* **Directions**:
Recast as a numbered list every line from the start of the material through the line containing "y-tick-label: 6 — [30, 485, 34, 494]", inclusive, and omit any blank lines.

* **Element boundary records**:
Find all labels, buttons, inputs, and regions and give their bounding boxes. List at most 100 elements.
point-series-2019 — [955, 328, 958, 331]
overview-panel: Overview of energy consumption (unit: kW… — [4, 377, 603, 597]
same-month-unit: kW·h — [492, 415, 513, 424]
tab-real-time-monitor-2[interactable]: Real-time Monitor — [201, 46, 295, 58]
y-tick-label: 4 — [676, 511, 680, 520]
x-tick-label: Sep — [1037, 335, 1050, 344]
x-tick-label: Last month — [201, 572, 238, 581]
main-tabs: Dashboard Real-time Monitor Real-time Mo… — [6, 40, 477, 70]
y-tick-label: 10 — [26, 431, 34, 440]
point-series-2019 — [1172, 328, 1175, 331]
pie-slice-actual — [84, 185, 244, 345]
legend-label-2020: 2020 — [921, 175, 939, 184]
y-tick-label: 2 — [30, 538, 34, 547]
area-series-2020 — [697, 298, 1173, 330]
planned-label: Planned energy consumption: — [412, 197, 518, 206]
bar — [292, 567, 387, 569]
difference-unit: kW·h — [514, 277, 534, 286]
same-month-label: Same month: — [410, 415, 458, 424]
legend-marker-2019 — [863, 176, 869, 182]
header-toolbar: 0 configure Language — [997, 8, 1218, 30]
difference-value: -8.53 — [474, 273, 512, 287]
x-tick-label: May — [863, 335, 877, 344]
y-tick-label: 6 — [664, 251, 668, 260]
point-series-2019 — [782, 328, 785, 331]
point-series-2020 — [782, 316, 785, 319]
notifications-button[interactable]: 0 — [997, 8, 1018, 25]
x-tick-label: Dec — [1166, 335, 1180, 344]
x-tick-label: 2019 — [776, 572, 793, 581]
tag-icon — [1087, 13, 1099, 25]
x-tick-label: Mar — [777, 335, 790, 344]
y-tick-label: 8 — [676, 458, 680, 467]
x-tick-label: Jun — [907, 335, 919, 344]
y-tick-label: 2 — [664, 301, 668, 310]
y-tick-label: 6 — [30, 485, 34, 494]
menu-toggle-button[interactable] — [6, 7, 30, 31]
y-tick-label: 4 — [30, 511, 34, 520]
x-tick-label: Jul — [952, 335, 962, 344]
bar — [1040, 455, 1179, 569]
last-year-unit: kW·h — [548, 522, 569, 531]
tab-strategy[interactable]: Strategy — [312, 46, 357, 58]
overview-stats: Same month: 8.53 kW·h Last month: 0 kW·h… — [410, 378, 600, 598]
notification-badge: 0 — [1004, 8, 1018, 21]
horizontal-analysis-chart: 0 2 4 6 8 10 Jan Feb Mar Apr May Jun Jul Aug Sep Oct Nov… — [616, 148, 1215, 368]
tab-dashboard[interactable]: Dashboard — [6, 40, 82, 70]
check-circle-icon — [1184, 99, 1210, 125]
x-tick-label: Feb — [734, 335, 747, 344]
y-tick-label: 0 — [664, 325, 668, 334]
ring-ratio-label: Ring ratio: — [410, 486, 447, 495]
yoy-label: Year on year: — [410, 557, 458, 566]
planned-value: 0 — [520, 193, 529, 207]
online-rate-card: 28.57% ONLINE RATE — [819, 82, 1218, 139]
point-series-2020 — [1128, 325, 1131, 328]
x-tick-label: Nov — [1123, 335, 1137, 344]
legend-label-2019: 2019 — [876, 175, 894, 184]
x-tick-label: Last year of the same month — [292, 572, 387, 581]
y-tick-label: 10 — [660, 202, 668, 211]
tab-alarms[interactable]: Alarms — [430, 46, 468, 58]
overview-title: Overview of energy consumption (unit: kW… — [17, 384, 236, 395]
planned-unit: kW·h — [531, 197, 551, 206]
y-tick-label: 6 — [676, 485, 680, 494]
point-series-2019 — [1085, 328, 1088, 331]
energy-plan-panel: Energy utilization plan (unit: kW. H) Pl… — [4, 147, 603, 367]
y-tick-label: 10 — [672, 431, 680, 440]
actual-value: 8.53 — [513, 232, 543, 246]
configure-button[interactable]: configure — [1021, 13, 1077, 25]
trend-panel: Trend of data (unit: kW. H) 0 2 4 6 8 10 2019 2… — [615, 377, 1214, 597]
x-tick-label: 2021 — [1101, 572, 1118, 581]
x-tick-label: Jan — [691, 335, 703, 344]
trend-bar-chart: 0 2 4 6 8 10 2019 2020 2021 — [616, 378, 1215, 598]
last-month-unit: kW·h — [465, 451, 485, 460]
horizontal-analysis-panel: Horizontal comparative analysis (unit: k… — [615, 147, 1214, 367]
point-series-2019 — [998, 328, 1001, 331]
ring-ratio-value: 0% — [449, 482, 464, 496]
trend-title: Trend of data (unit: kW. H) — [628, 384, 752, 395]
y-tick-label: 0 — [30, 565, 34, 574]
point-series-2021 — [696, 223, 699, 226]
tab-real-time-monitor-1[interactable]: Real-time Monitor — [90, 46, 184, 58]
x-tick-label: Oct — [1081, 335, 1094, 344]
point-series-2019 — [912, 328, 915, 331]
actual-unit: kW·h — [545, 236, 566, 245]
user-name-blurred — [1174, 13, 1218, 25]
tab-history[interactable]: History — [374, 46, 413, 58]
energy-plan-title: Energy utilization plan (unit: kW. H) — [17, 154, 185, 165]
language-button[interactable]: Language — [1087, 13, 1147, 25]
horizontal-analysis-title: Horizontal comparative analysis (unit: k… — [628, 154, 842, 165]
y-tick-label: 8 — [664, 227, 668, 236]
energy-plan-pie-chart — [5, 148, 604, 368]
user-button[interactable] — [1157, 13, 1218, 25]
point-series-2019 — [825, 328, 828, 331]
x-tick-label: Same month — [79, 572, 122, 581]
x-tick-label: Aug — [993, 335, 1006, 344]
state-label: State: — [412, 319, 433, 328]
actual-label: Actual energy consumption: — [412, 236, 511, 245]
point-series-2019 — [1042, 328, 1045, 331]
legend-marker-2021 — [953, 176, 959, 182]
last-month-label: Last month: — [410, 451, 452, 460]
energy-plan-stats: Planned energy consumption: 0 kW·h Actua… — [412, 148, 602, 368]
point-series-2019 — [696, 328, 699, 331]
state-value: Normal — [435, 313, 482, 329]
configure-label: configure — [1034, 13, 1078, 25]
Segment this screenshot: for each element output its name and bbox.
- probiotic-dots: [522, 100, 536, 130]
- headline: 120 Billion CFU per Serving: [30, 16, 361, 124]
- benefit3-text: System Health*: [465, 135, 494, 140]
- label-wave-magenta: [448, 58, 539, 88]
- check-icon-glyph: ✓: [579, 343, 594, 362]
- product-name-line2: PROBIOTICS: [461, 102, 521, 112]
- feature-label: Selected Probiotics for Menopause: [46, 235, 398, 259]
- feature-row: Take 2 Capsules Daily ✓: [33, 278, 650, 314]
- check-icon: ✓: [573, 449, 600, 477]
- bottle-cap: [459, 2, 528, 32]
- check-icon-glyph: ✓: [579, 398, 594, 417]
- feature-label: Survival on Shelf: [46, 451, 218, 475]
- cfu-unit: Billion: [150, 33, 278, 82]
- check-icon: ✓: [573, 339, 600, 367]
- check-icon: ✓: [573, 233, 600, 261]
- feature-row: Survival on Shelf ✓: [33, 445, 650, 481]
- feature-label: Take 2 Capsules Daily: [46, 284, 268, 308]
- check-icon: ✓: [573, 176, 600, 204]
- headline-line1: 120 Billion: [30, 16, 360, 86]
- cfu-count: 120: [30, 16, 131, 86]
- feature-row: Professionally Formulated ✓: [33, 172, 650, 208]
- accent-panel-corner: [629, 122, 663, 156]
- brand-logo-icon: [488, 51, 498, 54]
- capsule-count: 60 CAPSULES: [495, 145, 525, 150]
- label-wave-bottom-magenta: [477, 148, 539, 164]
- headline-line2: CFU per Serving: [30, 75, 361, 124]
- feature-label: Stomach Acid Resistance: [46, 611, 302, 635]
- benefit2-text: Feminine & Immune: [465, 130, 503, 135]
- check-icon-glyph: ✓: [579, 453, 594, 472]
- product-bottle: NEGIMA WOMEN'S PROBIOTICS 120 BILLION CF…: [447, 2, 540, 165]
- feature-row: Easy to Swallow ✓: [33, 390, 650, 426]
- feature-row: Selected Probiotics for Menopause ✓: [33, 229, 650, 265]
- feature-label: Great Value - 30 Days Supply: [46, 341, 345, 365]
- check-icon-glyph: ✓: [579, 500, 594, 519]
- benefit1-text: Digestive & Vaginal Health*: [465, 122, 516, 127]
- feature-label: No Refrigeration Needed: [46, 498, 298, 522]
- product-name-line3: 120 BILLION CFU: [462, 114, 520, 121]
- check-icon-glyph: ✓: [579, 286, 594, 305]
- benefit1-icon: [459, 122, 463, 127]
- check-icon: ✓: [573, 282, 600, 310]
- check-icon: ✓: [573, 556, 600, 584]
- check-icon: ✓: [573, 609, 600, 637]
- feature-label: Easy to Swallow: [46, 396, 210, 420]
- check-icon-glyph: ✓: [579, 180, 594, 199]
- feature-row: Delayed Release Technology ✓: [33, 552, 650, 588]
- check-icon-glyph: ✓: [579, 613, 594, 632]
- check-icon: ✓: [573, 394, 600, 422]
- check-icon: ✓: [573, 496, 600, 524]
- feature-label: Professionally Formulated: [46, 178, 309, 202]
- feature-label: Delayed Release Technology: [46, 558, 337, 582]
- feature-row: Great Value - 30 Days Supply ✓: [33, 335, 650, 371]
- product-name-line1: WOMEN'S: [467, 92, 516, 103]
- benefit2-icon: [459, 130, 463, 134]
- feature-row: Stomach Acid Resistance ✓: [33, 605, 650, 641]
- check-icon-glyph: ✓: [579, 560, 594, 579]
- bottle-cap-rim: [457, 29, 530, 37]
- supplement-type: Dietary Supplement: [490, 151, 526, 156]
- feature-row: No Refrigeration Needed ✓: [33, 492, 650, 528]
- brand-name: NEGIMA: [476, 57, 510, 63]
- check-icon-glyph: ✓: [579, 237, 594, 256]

* **Result of this exercise**:
1. Find all labels, buttons, inputs, and regions and give their bounding boxes. List at most 100 elements.
2. point-series-2019 — [955, 328, 958, 331]
3. overview-panel: Overview of energy consumption (unit: kW… — [4, 377, 603, 597]
4. same-month-unit: kW·h — [492, 415, 513, 424]
5. tab-real-time-monitor-2[interactable]: Real-time Monitor — [201, 46, 295, 58]
6. y-tick-label: 4 — [676, 511, 680, 520]
7. x-tick-label: Sep — [1037, 335, 1050, 344]
8. x-tick-label: Last month — [201, 572, 238, 581]
9. main-tabs: Dashboard Real-time Monitor Real-time Mo… — [6, 40, 477, 70]
10. y-tick-label: 10 — [26, 431, 34, 440]
11. point-series-2019 — [1172, 328, 1175, 331]
12. pie-slice-actual — [84, 185, 244, 345]
13. legend-label-2020: 2020 — [921, 175, 939, 184]
14. y-tick-label: 2 — [30, 538, 34, 547]
15. area-series-2020 — [697, 298, 1173, 330]
16. planned-label: Planned energy consumption: — [412, 197, 518, 206]
17. bar — [292, 567, 387, 569]
18. difference-unit: kW·h — [514, 277, 534, 286]
19. same-month-label: Same month: — [410, 415, 458, 424]
20. legend-marker-2019 — [863, 176, 869, 182]
21. header-toolbar: 0 configure Language — [997, 8, 1218, 30]
22. difference-value: -8.53 — [474, 273, 512, 287]
23. x-tick-label: May — [863, 335, 877, 344]
24. y-tick-label: 6 — [664, 251, 668, 260]
25. point-series-2019 — [782, 328, 785, 331]
26. point-series-2020 — [782, 316, 785, 319]
27. notifications-button[interactable]: 0 — [997, 8, 1018, 25]
28. x-tick-label: Dec — [1166, 335, 1180, 344]
29. x-tick-label: 2019 — [776, 572, 793, 581]
30. tag-icon — [1087, 13, 1099, 25]
31. x-tick-label: Mar — [777, 335, 790, 344]
32. y-tick-label: 8 — [676, 458, 680, 467]
33. x-tick-label: Jun — [907, 335, 919, 344]
34. y-tick-label: 2 — [664, 301, 668, 310]
35. y-tick-label: 6 — [30, 485, 34, 494]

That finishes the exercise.